ページ抜粋:

=====

羽田空港増便のため、政府が29日から運用しようとする新飛行ルートの問題点について、日本共産党の山添拓参院議員(東京選挙区選出)に聞きました。
新ルートに旅客機を飛ばせる実機飛行確認(1月30日~2月12日)で3つの問題が明らかになりました。
第1は騒音。速報値しか出ていませんが、政府が想定した最大値を上回るものが出ています。東京都港区や品川区で幹線道路なみの81デシベル、川崎市の工業地帯では94デシベルを記録しています。
政府は騒音対策として飛行高度を引き上げ、その結果、着陸時の降下角も世界標準の3度から3・45度に引き上げました。
実機飛行確認では3度の降下角での飛行も行っているので、その値を明らかにして騒音対策としてどれだけ効果があったのか、検証する必要があります。
第2は威圧感です。品川区のJR大井町駅上空の飛行高度は約300メートルとされていますが、ビルにぶつかりそうな高度に見えます。保育園児が泣き出したという報告もされています。
第3は急降下の危険。エアカナダは成田へ回り、デルタ航空は3・45度での実機飛行確認を行いませんでした。また、この角度で飛んでいるパイロットはいないと、パイロットの国際組織IFALPA、国際民間空港の業界団体、IATAも懸念を表明しています。
赤羽一嘉国土交通相が日本航空と全日空のパイロットから4日に意見聴取し、機長側が降下中に降下角を3・45度から3度に変更する着陸方法の運用を要望し、国交相はこれを認めたと報道されています。
なぜ容認したかー。
急降下は騒音対策というのは口実で、「しんぶん赤旗」日曜版が昨年スクープした、羽田空港の西側に位置する米軍が管理する横田空域との関係ではないかということになります。

=====

検討するデータ:
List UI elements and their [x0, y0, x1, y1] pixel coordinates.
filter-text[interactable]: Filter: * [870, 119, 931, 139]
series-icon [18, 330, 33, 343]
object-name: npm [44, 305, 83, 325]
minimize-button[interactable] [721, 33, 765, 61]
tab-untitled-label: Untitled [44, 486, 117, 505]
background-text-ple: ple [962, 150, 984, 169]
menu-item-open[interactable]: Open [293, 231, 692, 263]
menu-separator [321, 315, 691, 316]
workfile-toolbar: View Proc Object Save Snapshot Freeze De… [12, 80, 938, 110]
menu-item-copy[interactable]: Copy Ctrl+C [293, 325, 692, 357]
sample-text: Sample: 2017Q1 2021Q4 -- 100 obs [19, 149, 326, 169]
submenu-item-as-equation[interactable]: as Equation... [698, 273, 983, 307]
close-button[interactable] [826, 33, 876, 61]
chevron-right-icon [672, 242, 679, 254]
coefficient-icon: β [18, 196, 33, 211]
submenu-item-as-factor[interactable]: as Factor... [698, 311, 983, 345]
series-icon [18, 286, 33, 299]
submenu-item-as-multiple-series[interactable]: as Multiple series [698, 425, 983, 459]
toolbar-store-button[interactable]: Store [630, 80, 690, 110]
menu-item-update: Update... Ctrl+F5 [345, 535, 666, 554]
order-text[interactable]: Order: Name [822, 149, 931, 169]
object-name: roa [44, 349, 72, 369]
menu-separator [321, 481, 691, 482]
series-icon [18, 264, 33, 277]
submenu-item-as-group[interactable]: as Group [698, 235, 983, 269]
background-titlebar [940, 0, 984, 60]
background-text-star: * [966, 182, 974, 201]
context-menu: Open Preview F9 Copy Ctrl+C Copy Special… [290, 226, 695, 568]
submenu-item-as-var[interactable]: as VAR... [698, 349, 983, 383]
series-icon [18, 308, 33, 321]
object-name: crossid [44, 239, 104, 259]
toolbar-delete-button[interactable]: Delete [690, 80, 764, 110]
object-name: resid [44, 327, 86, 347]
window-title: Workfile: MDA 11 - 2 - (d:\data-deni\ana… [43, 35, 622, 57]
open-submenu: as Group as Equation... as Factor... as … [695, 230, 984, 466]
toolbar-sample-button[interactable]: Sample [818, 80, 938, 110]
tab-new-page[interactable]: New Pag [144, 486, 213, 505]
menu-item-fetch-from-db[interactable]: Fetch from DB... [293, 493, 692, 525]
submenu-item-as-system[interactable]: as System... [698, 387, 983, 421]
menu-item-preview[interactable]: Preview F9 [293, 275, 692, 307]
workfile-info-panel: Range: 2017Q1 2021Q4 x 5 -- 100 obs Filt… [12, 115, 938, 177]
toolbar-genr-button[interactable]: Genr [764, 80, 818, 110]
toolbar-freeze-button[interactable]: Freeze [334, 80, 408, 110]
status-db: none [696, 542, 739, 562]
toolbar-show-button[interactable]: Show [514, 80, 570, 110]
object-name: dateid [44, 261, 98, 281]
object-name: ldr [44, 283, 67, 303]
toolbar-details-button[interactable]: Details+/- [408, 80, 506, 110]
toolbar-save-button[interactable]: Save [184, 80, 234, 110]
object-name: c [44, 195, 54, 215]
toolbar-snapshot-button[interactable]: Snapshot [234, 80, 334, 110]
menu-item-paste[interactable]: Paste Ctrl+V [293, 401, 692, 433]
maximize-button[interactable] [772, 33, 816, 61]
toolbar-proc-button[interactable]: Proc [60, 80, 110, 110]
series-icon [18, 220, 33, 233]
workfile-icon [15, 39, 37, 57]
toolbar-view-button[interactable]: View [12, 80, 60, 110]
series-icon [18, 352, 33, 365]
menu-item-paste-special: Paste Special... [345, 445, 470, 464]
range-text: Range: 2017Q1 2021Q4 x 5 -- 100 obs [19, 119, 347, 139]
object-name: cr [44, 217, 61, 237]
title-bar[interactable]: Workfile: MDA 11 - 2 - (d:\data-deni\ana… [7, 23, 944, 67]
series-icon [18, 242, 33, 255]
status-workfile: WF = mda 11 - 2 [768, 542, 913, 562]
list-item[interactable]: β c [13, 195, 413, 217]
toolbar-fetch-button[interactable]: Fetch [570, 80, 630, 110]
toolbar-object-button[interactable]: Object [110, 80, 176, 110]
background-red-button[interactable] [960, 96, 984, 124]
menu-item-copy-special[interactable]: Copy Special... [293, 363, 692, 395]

=====

取り組む課題:
1 – 次の(a)〜(c)が羽田新ルートの記事の内容と合っているか、それぞれ「はい」か「いいえ」で答えてください。判断の決め手となる記事の語句もそのまま引用してください。
(a) 川崎市の工業地帯では94デシベルが記録された。
(b) デルタ航空は3・45度での実機飛行確認を行った。
(c) JR大井町駅上空の飛行高度は約500メートルとされている。
2 – 羽田新ルートの記事のうち、「第2は威圧感です。品川区のJ」から「TAも懸念を表明しています。」までの部分をそのまま書き写してください。
3 – 羽田新ルートの記事をもとに、次の問いに答えてください。
(a) 実機飛行確認が行われた期間はいつからいつまでか。
(b) 政府は着陸時の降下角を何度から何度に引き上げたか。
(c) 赤羽一嘉国土交通相がパイロットから意見を聴取したのは何日か。

課題の解答:
1 –
(a) はい。「川崎市の工業地帯では94デシベルを記録しています」
(b) いいえ。「デルタ航空は3・45度での実機飛行確認を行いませんでした」
(c) いいえ。「品川区のJR大井町駅上空の飛行高度は約300メートルとされています」

2 –
第2は威圧感です。品川区のJR大井町駅上空の飛行高度は約300メートルとされていますが、ビルにぶつかりそうな高度に見えます。保育園児が泣き出したという報告もされています。
第3は急降下の危険。エアカナダは成田へ回り、デルタ航空は3・45度での実機飛行確認を行いませんでした。また、この角度で飛んでいるパイロットはいないと、パイロットの国際組織IFALPA、国際民間空港の業界団体、IATAも懸念を表明しています。

3 –
(a) 1月30日から2月12日まで
(b) 3度から3・45度
(c) 4日